Records from a data collection
========================
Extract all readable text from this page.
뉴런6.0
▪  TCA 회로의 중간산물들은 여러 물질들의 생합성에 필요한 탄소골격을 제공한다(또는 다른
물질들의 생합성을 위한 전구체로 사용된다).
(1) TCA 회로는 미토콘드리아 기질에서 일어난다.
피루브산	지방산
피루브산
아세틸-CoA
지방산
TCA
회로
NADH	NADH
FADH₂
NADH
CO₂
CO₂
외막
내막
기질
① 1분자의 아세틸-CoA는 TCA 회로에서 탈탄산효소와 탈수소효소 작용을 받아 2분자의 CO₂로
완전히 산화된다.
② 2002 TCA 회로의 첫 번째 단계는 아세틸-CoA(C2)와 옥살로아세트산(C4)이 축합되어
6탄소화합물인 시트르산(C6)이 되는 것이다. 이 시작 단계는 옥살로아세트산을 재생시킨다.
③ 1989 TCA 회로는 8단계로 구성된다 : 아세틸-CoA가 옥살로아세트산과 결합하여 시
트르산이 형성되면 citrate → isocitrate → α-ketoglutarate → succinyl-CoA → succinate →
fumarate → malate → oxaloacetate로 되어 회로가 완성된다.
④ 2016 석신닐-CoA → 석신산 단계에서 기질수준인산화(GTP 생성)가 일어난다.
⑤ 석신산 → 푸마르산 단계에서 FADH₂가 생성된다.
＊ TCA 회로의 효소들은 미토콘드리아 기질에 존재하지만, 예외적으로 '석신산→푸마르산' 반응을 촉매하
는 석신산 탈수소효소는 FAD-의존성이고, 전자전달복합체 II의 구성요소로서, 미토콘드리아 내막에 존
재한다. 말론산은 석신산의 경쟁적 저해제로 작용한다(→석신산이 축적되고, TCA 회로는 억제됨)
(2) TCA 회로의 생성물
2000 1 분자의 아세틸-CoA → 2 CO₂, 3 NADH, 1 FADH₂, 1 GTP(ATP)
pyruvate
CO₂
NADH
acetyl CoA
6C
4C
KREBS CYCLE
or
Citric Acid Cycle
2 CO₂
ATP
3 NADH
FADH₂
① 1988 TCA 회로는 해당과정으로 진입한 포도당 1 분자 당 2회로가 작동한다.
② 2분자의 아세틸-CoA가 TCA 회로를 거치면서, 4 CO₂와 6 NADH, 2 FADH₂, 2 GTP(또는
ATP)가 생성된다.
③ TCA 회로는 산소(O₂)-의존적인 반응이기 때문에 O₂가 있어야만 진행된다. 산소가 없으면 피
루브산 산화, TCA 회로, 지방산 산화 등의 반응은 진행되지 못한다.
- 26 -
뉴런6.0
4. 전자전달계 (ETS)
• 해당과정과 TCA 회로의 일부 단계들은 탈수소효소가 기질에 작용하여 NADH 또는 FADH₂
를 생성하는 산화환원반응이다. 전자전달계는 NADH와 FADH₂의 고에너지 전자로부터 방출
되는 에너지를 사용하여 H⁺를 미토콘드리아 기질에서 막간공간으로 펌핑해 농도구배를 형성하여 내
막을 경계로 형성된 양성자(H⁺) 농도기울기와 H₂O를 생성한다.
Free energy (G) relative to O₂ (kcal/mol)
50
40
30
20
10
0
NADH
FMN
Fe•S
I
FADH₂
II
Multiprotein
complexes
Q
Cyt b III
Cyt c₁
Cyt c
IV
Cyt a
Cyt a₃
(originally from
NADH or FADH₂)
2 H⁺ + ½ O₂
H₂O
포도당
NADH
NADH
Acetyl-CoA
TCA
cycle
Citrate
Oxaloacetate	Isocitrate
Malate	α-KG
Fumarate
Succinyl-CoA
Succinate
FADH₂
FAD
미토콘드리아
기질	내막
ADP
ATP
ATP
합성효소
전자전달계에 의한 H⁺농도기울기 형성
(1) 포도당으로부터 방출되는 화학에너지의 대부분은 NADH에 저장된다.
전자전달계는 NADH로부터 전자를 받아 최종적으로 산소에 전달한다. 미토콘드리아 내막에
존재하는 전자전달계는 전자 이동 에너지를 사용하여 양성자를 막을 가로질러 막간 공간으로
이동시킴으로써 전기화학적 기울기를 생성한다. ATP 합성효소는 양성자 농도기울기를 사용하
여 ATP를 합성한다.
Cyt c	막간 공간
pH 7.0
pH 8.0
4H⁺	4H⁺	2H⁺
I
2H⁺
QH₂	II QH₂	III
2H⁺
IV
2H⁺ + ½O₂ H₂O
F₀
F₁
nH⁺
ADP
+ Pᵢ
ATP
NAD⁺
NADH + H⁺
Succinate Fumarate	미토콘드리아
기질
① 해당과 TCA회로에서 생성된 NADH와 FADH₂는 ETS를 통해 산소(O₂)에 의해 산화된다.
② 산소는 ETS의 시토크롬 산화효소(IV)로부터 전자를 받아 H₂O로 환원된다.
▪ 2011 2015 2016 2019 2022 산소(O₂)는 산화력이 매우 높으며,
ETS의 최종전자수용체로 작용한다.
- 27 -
========================
Transcribe the data above in its entirety, exactly.

Answer space
Extract all readable text from this page.
뉴런6.0
▪  TCA 회로의 중간산물들은 여러 물질들의 생합성에 필요한 탄소골격을 제공한다(또는 다른
물질들의 생합성을 위한 전구체로 사용된다).
(1) TCA 회로는 미토콘드리아 기질에서 일어난다.
피루브산	지방산
피루브산
아세틸-CoA
지방산
TCA
회로
NADH	NADH
FADH₂
NADH
CO₂
CO₂
외막
내막
기질
① 1분자의 아세틸-CoA는 TCA 회로에서 탈탄산효소와 탈수소효소 작용을 받아 2분자의 CO₂로
완전히 산화된다.
② 2002 TCA 회로의 첫 번째 단계는 아세틸-CoA(C2)와 옥살로아세트산(C4)이 축합되어
6탄소화합물인 시트르산(C6)이 되는 것이다. 이 시작 단계는 옥살로아세트산을 재생시킨다.
③ 1989 TCA 회로는 8단계로 구성된다 : 아세틸-CoA가 옥살로아세트산과 결합하여 시
트르산이 형성되면 citrate → isocitrate → α-ketoglutarate → succinyl-CoA → succinate →
fumarate → malate → oxaloacetate로 되어 회로가 완성된다.
④ 2016 석신닐-CoA → 석신산 단계에서 기질수준인산화(GTP 생성)가 일어난다.
⑤ 석신산 → 푸마르산 단계에서 FADH₂가 생성된다.
＊ TCA 회로의 효소들은 미토콘드리아 기질에 존재하지만, 예외적으로 '석신산→푸마르산' 반응을 촉매하
는 석신산 탈수소효소는 FAD-의존성이고, 전자전달복합체 II의 구성요소로서, 미토콘드리아 내막에 존
재한다. 말론산은 석신산의 경쟁적 저해제로 작용한다(→석신산이 축적되고, TCA 회로는 억제됨)
(2) TCA 회로의 생성물
2000 1 분자의 아세틸-CoA → 2 CO₂, 3 NADH, 1 FADH₂, 1 GTP(ATP)
pyruvate
CO₂
NADH
acetyl CoA
6C
4C
KREBS CYCLE
or
Citric Acid Cycle
2 CO₂
ATP
3 NADH
FADH₂
① 1988 TCA 회로는 해당과정으로 진입한 포도당 1 분자 당 2회로가 작동한다.
② 2분자의 아세틸-CoA가 TCA 회로를 거치면서, 4 CO₂와 6 NADH, 2 FADH₂, 2 GTP(또는
ATP)가 생성된다.
③ TCA 회로는 산소(O₂)-의존적인 반응이기 때문에 O₂가 있어야만 진행된다. 산소가 없으면 피
루브산 산화, TCA 회로, 지방산 산화 등의 반응은 진행되지 못한다.
- 26 -
뉴런6.0
4. 전자전달계 (ETS)
• 해당과정과 TCA 회로의 일부 단계들은 탈수소효소가 기질에 작용하여 NADH 또는 FADH₂
를 생성하는 산화환원반응이다. 전자전달계는 NADH와 FADH₂의 고에너지 전자로부터 방출
되는 에너지를 사용하여 H⁺를 미토콘드리아 기질에서 막간공간으로 펌핑해 농도구배를 형성하여 내
막을 경계로 형성된 양성자(H⁺) 농도기울기와 H₂O를 생성한다.
Free energy (G) relative to O₂ (kcal/mol)
50
40
30
20
10
0
NADH
FMN
Fe•S
I
FADH₂
II
Multiprotein
complexes
Q
Cyt b III
Cyt c₁
Cyt c
IV
Cyt a
Cyt a₃
(originally from
NADH or FADH₂)
2 H⁺ + ½ O₂
H₂O
포도당
NADH
NADH
Acetyl-CoA
TCA
cycle
Citrate
Oxaloacetate	Isocitrate
Malate	α-KG
Fumarate
Succinyl-CoA
Succinate
FADH₂
FAD
미토콘드리아
기질	내막
ADP
ATP
ATP
합성효소
전자전달계에 의한 H⁺농도기울기 형성
(1) 포도당으로부터 방출되는 화학에너지의 대부분은 NADH에 저장된다.
전자전달계는 NADH로부터 전자를 받아 최종적으로 산소에 전달한다. 미토콘드리아 내막에
존재하는 전자전달계는 전자 이동 에너지를 사용하여 양성자를 막을 가로질러 막간 공간으로
이동시킴으로써 전기화학적 기울기를 생성한다. ATP 합성효소는 양성자 농도기울기를 사용하
여 ATP를 합성한다.
Cyt c	막간 공간
pH 7.0
pH 8.0
4H⁺	4H⁺	2H⁺
I
2H⁺
QH₂	II QH₂	III
2H⁺
IV
2H⁺ + ½O₂ H₂O
F₀
F₁
nH⁺
ADP
+ Pᵢ
ATP
NAD⁺
NADH + H⁺
Succinate Fumarate	미토콘드리아
기질
① 해당과 TCA회로에서 생성된 NADH와 FADH₂는 ETS를 통해 산소(O₂)에 의해 산화된다.
② 산소는 ETS의 시토크롬 산화효소(IV)로부터 전자를 받아 H₂O로 환원된다.
▪ 2011 2015 2016 2019 2022 산소(O₂)는 산화력이 매우 높으며,
ETS의 최종전자수용체로 작용한다.
- 27 -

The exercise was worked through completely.